EXERCISE GOAL: Which lines in the records below contain the word "colors"? Copy each of them.

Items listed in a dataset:

## START

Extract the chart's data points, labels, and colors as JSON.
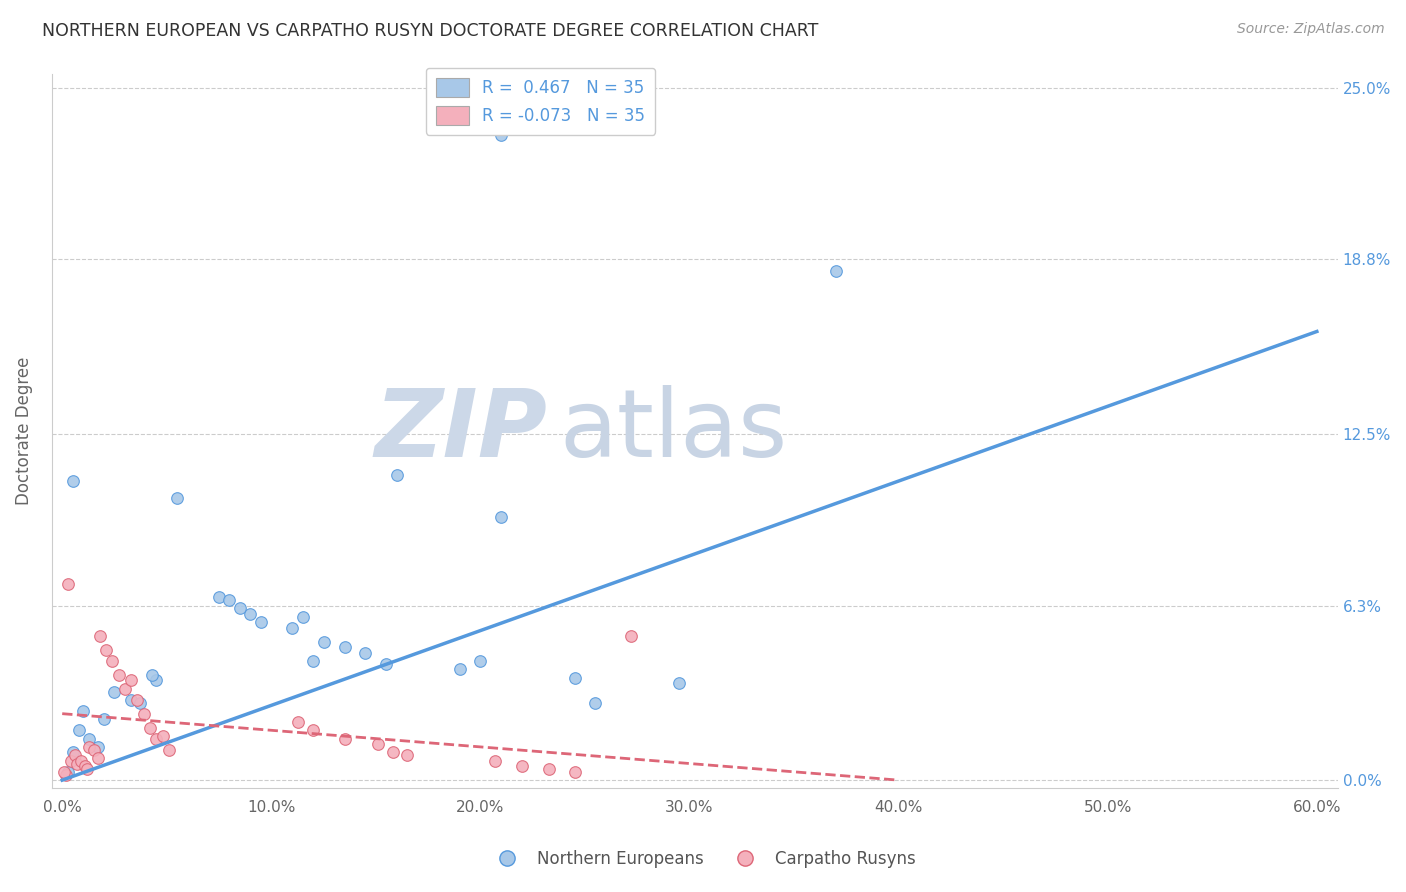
{
  "title": "NORTHERN EUROPEAN VS CARPATHO RUSYN DOCTORATE DEGREE CORRELATION CHART",
  "source": "Source: ZipAtlas.com",
  "ylabel": "Doctorate Degree",
  "xlabel_ticks": [
    "0.0%",
    "10.0%",
    "20.0%",
    "30.0%",
    "40.0%",
    "50.0%",
    "60.0%"
  ],
  "xlabel_vals": [
    0.0,
    0.1,
    0.2,
    0.3,
    0.4,
    0.5,
    0.6
  ],
  "ylabel_ticks": [
    "0.0%",
    "6.3%",
    "12.5%",
    "18.8%",
    "25.0%"
  ],
  "ylabel_vals": [
    0.0,
    0.063,
    0.125,
    0.188,
    0.25
  ],
  "xlim": [
    -0.005,
    0.61
  ],
  "ylim": [
    -0.003,
    0.255
  ],
  "blue_R": "0.467",
  "blue_N": "35",
  "pink_R": "-0.073",
  "pink_N": "35",
  "legend_label_blue": "Northern Europeans",
  "legend_label_pink": "Carpatho Rusyns",
  "blue_color": "#a8c8e8",
  "pink_color": "#f4b0bc",
  "blue_line_color": "#5599dd",
  "pink_line_color": "#dd6677",
  "title_color": "#333333",
  "axis_label_color": "#666666",
  "tick_color_right": "#5599dd",
  "watermark_zip": "ZIP",
  "watermark_atlas": "atlas",
  "blue_scatter_x": [
    0.21,
    0.005,
    0.055,
    0.16,
    0.21,
    0.37,
    0.075,
    0.09,
    0.11,
    0.125,
    0.145,
    0.155,
    0.045,
    0.025,
    0.033,
    0.037,
    0.01,
    0.02,
    0.008,
    0.013,
    0.017,
    0.005,
    0.115,
    0.12,
    0.135,
    0.08,
    0.085,
    0.095,
    0.19,
    0.2,
    0.245,
    0.255,
    0.295,
    0.003,
    0.043
  ],
  "blue_scatter_y": [
    0.233,
    0.108,
    0.102,
    0.11,
    0.095,
    0.184,
    0.066,
    0.06,
    0.055,
    0.05,
    0.046,
    0.042,
    0.036,
    0.032,
    0.029,
    0.028,
    0.025,
    0.022,
    0.018,
    0.015,
    0.012,
    0.01,
    0.059,
    0.043,
    0.048,
    0.065,
    0.062,
    0.057,
    0.04,
    0.043,
    0.037,
    0.028,
    0.035,
    0.003,
    0.038
  ],
  "pink_scatter_x": [
    0.003,
    0.004,
    0.006,
    0.007,
    0.009,
    0.011,
    0.012,
    0.013,
    0.015,
    0.017,
    0.018,
    0.021,
    0.024,
    0.027,
    0.03,
    0.033,
    0.036,
    0.039,
    0.042,
    0.045,
    0.048,
    0.051,
    0.113,
    0.12,
    0.135,
    0.151,
    0.158,
    0.165,
    0.207,
    0.22,
    0.233,
    0.245,
    0.272,
    0.002,
    0.001
  ],
  "pink_scatter_y": [
    0.071,
    0.007,
    0.009,
    0.006,
    0.007,
    0.005,
    0.004,
    0.012,
    0.011,
    0.008,
    0.052,
    0.047,
    0.043,
    0.038,
    0.033,
    0.036,
    0.029,
    0.024,
    0.019,
    0.015,
    0.016,
    0.011,
    0.021,
    0.018,
    0.015,
    0.013,
    0.01,
    0.009,
    0.007,
    0.005,
    0.004,
    0.003,
    0.052,
    0.002,
    0.003
  ],
  "blue_line_x": [
    0.0,
    0.6
  ],
  "blue_line_y": [
    0.0,
    0.162
  ],
  "pink_line_x": [
    0.0,
    0.4
  ],
  "pink_line_y": [
    0.024,
    0.0
  ],
  "marker_size": 70,
  "background_color": "#ffffff",
  "grid_color": "#cccccc",
  "watermark_color_zip": "#ccd8e8",
  "watermark_color_atlas": "#c8d4e4"
}
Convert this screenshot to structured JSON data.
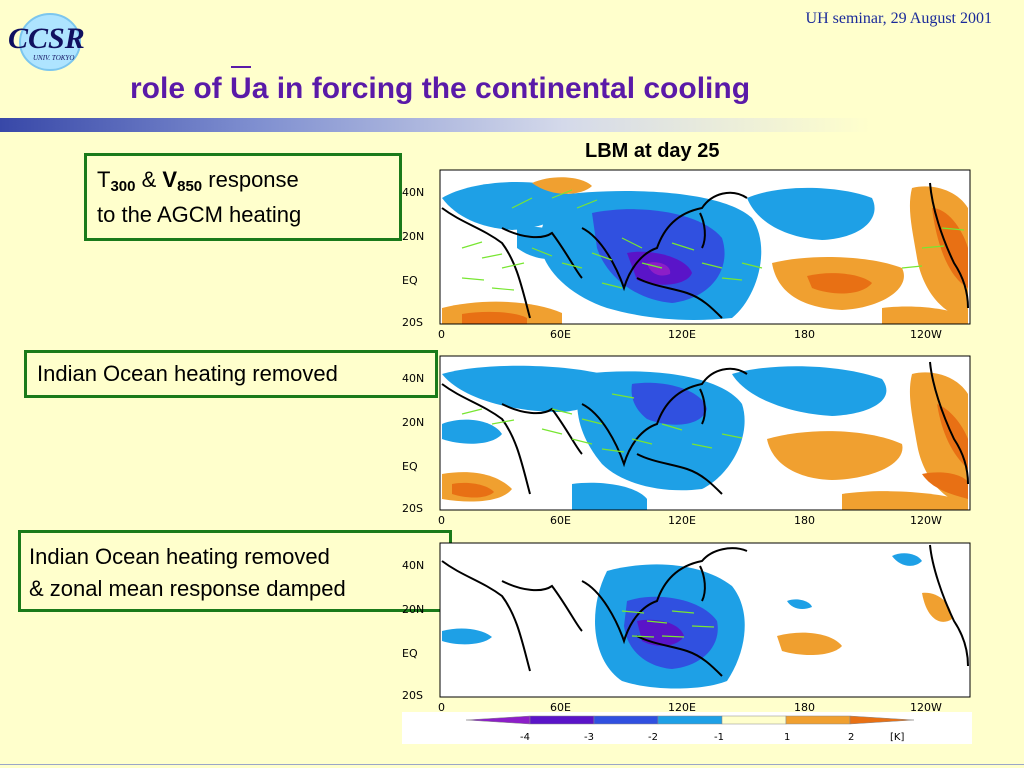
{
  "logo": {
    "text": "CCSR",
    "subtext": "UNIV. TOKYO"
  },
  "header_note": "UH seminar, 29 August 2001",
  "title": {
    "pre": "role of ",
    "bar": "U",
    "post": "a in forcing the continental cooling"
  },
  "lbm_caption": "LBM at day 25",
  "box1": {
    "t": "T",
    "t_sub": "300",
    "amp": "&",
    "v": "V",
    "v_sub": "850",
    "rest": "response",
    "line2": "to the AGCM heating"
  },
  "box2": {
    "text": "Indian Ocean heating removed"
  },
  "box3": {
    "line1": "Indian Ocean heating removed",
    "line2": "& zonal mean response damped"
  },
  "map_axes": {
    "lat_labels": [
      "40N",
      "20N",
      "EQ",
      "20S"
    ],
    "lon_labels": [
      "0",
      "60E",
      "120E",
      "180",
      "120W"
    ]
  },
  "colorbar": {
    "labels": [
      "-4",
      "-3",
      "-2",
      "-1",
      "1",
      "2",
      "[K]"
    ],
    "colors": [
      "#8c1ec8",
      "#5a14c8",
      "#3050e0",
      "#1ea0e6",
      "#ffffcc",
      "#f0a030",
      "#e87014"
    ]
  },
  "colors": {
    "land_outline": "#000000",
    "vector": "#78e632",
    "cool_light": "#1ea0e6",
    "cool_mid": "#3050e0",
    "cool_dark": "#5a14c8",
    "cool_extreme": "#8c1ec8",
    "warm_light": "#f0a030",
    "warm_dark": "#e87014"
  }
}
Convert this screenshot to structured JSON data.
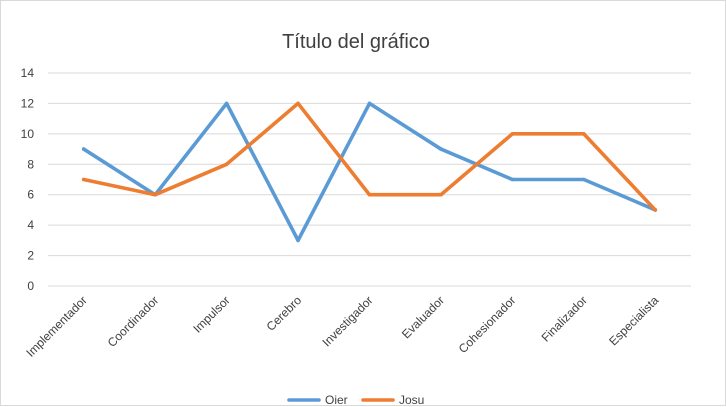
{
  "chart_data": {
    "type": "line",
    "title": "Título del gráfico",
    "xlabel": "",
    "ylabel": "",
    "categories": [
      "Implementador",
      "Coordinador",
      "Impulsor",
      "Cerebro",
      "Investigador",
      "Evaluador",
      "Cohesionador",
      "Finalizador",
      "Especialista"
    ],
    "series": [
      {
        "name": "Oier",
        "color": "#5b9bd5",
        "values": [
          9,
          6,
          12,
          3,
          12,
          9,
          7,
          7,
          5
        ]
      },
      {
        "name": "Josu",
        "color": "#ed7d31",
        "values": [
          7,
          6,
          8,
          12,
          6,
          6,
          10,
          10,
          5
        ]
      }
    ],
    "ylim": [
      0,
      14
    ],
    "yticks": [
      0,
      2,
      4,
      6,
      8,
      10,
      12,
      14
    ],
    "grid": true,
    "legend_position": "bottom"
  }
}
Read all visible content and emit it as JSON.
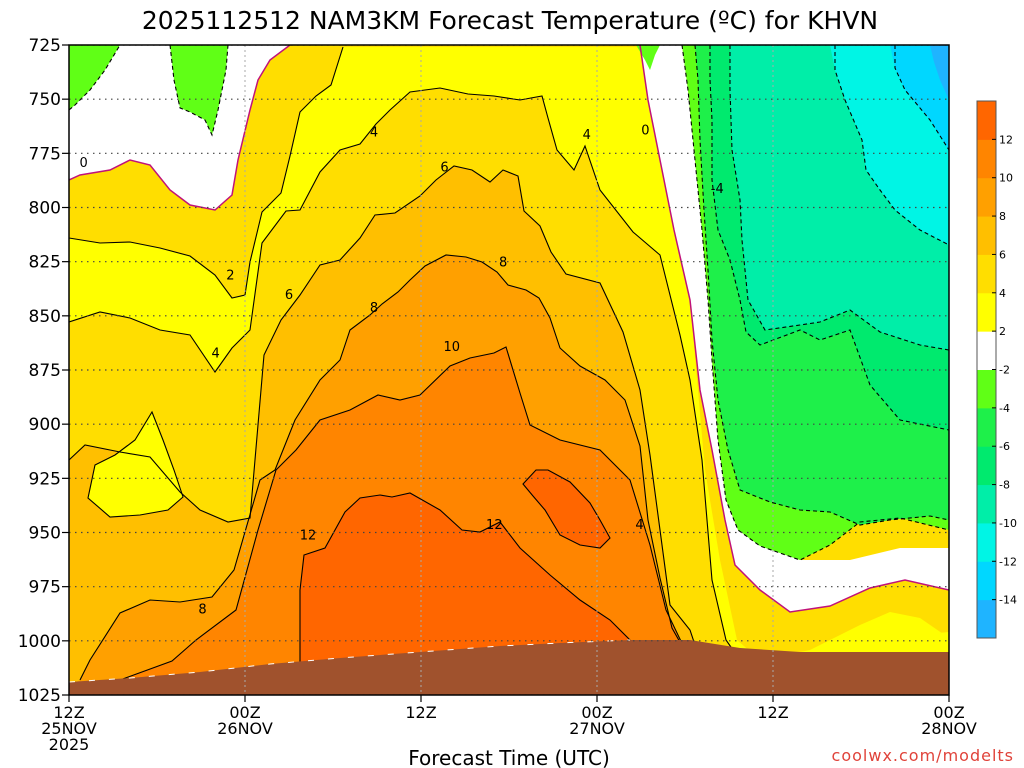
{
  "chart_data": {
    "type": "heatmap",
    "title": "2025112512 NAM3KM Forecast Temperature (ºC) for KHVN",
    "xlabel": "Forecast Time (UTC)",
    "ylabel": "",
    "y_levels_hpa": [
      725,
      750,
      775,
      800,
      825,
      850,
      875,
      900,
      925,
      950,
      975,
      1000,
      1025
    ],
    "x_ticks": [
      {
        "hour": 0,
        "lines": [
          "12Z",
          "25NOV",
          "2025"
        ]
      },
      {
        "hour": 12,
        "lines": [
          "00Z",
          "26NOV"
        ]
      },
      {
        "hour": 24,
        "lines": [
          "12Z"
        ]
      },
      {
        "hour": 36,
        "lines": [
          "00Z",
          "27NOV"
        ]
      },
      {
        "hour": 48,
        "lines": [
          "12Z"
        ]
      },
      {
        "hour": 60,
        "lines": [
          "00Z",
          "28NOV"
        ]
      }
    ],
    "xlim_hours": [
      0,
      60
    ],
    "ylim_hpa": [
      725,
      1025
    ],
    "colorbar": {
      "levels": [
        -16,
        -14,
        -12,
        -10,
        -8,
        -6,
        -4,
        -2,
        2,
        4,
        6,
        8,
        10,
        12,
        14
      ],
      "tick_labels": [
        "-14",
        "-12",
        "-10",
        "-8",
        "-6",
        "-4",
        "-2",
        "2",
        "4",
        "6",
        "8",
        "10",
        "12"
      ],
      "colors": [
        "#1fb4ff",
        "#00d7ff",
        "#00f5e5",
        "#00eea8",
        "#00ea6e",
        "#1ef04a",
        "#60ff16",
        "#ffffff",
        "#ffff00",
        "#ffde00",
        "#ffbf00",
        "#ffa000",
        "#ff8500",
        "#ff6600"
      ]
    },
    "grid": true,
    "contour_labels": [
      {
        "text": "0",
        "hour": 1.0,
        "hpa": 779
      },
      {
        "text": "0",
        "hour": 39.3,
        "hpa": 764
      },
      {
        "text": "4",
        "hour": 20.8,
        "hpa": 765
      },
      {
        "text": "4",
        "hour": 35.3,
        "hpa": 766
      },
      {
        "text": "6",
        "hour": 25.6,
        "hpa": 781
      },
      {
        "text": "-4",
        "hour": 44.2,
        "hpa": 791
      },
      {
        "text": "2",
        "hour": 11.0,
        "hpa": 831
      },
      {
        "text": "6",
        "hour": 15.0,
        "hpa": 840
      },
      {
        "text": "8",
        "hour": 20.8,
        "hpa": 846
      },
      {
        "text": "8",
        "hour": 29.6,
        "hpa": 825
      },
      {
        "text": "4",
        "hour": 10.0,
        "hpa": 867
      },
      {
        "text": "10",
        "hour": 26.1,
        "hpa": 864
      },
      {
        "text": "12",
        "hour": 16.3,
        "hpa": 951
      },
      {
        "text": "12",
        "hour": 29.0,
        "hpa": 946
      },
      {
        "text": "4",
        "hour": 38.9,
        "hpa": 946
      },
      {
        "text": "8",
        "hour": 9.1,
        "hpa": 985
      }
    ],
    "terrain_color": "#a0522d"
  },
  "credit": "coolwx.com/modelts"
}
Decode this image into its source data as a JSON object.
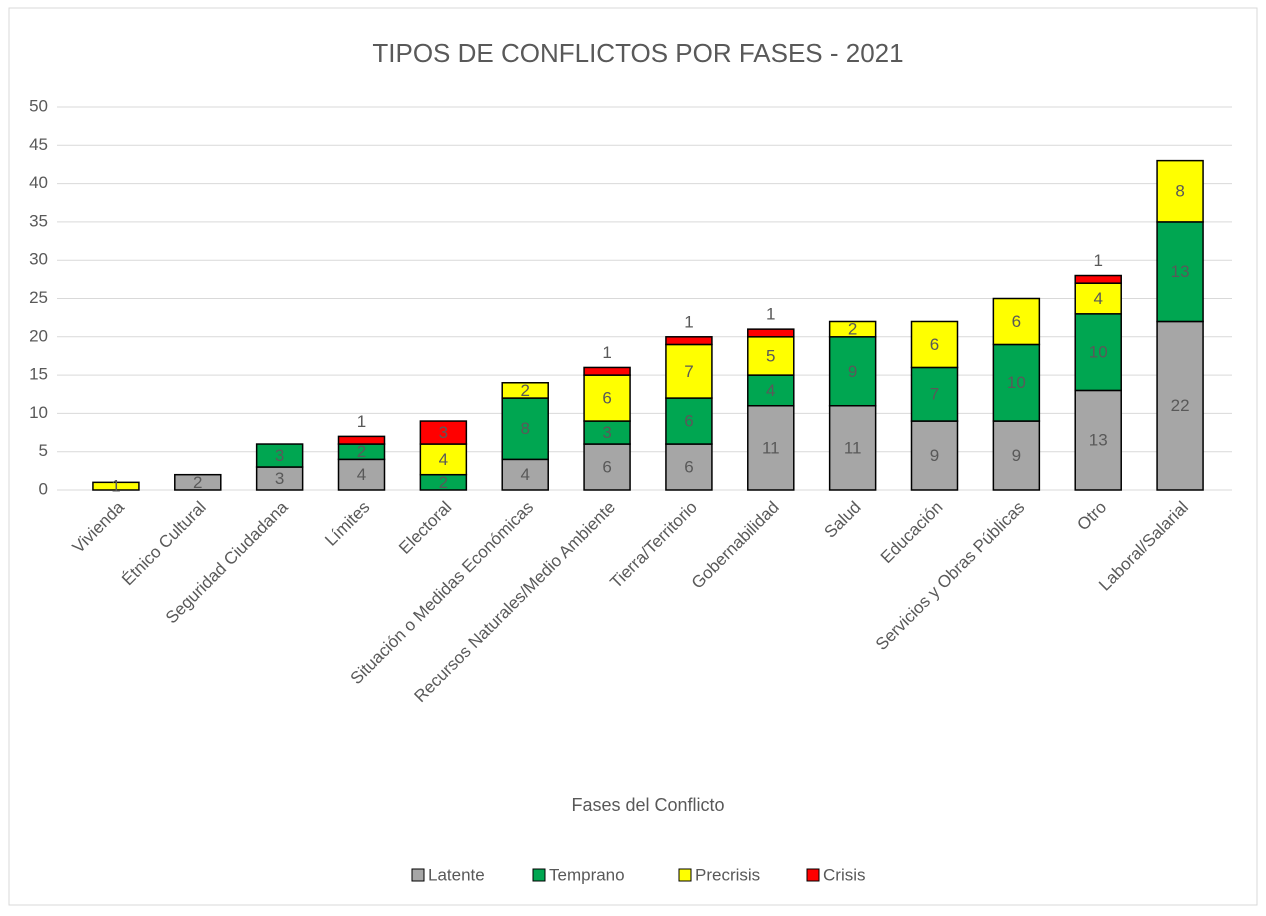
{
  "chart_data": {
    "type": "stacked_bar",
    "title": "TIPOS DE CONFLICTOS POR FASES - 2021",
    "x_label": "Fases del Conflicto",
    "categories": [
      "Vivienda",
      "Étnico Cultural",
      "Seguridad Ciudadana",
      "Límites",
      "Electoral",
      "Situación o Medidas Económicas",
      "Recursos Naturales/Medio Ambiente",
      "Tierra/Territorio",
      "Gobernabilidad",
      "Salud",
      "Educación",
      "Servicios y Obras Públicas",
      "Otro",
      "Laboral/Salarial"
    ],
    "series": [
      {
        "name": "Latente",
        "color": "#a6a6a6",
        "values": [
          null,
          2,
          3,
          4,
          null,
          4,
          6,
          6,
          11,
          11,
          9,
          9,
          13,
          22
        ]
      },
      {
        "name": "Temprano",
        "color": "#00a651",
        "values": [
          null,
          null,
          3,
          2,
          2,
          8,
          3,
          6,
          4,
          9,
          7,
          10,
          10,
          13
        ]
      },
      {
        "name": "Precrisis",
        "color": "#ffff00",
        "values": [
          1,
          null,
          null,
          null,
          4,
          2,
          6,
          7,
          5,
          2,
          6,
          6,
          4,
          8
        ]
      },
      {
        "name": "Crisis",
        "color": "#ff0000",
        "values": [
          null,
          null,
          null,
          1,
          3,
          null,
          1,
          1,
          1,
          null,
          null,
          null,
          1,
          null
        ]
      }
    ],
    "ylim": [
      0,
      50
    ],
    "yticks": [
      0,
      5,
      10,
      15,
      20,
      25,
      30,
      35,
      40,
      45,
      50
    ],
    "grid": true,
    "legend": "bottom"
  }
}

## END

EXERCISE OUTPUT:
Extract the chart's data points, labels, and colors as JSON.
    "colors": [
  "colors": {
      "colors": [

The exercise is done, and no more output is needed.